* **Problem to work on**
Tally the lines in the following entries that include the word "name"; state only the total.

····················

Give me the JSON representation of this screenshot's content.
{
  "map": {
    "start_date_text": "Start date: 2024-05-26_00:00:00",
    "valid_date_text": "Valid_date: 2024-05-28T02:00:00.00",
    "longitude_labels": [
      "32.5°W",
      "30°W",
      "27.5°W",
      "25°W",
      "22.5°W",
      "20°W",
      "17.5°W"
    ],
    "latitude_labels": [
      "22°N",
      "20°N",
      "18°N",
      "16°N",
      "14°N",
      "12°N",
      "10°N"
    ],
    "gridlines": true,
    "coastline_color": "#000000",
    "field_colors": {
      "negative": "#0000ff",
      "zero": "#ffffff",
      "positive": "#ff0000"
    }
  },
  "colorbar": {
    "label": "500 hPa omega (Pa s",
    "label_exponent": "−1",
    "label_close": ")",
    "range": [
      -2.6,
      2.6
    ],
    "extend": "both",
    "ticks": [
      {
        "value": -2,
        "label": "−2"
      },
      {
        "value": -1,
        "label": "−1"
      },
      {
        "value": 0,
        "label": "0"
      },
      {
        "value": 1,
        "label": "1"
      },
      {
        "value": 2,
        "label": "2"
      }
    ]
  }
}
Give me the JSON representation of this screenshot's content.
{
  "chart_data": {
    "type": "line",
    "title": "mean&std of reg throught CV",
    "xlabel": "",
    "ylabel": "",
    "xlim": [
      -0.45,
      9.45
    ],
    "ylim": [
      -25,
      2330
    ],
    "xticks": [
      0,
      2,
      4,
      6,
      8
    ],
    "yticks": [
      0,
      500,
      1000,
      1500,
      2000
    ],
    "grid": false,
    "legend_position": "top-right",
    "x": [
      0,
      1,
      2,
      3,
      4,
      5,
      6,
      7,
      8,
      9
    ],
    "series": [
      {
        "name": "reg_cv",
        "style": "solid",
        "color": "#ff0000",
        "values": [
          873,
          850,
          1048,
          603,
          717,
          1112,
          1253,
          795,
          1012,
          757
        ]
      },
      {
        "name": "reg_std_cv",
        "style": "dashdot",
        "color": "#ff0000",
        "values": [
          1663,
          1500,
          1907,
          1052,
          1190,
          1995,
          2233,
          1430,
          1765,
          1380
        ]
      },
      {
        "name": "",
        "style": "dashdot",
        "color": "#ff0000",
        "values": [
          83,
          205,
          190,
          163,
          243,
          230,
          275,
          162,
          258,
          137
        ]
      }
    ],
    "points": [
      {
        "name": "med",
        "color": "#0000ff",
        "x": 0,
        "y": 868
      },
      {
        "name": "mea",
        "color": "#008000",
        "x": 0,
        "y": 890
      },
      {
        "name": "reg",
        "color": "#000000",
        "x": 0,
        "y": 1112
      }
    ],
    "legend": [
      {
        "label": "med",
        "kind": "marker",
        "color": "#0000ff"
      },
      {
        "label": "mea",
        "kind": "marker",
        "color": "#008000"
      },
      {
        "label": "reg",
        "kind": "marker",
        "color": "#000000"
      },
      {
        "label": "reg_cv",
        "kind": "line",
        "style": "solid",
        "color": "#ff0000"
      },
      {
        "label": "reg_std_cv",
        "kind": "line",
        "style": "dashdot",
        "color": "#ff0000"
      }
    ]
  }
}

····················

* **Answer below**
6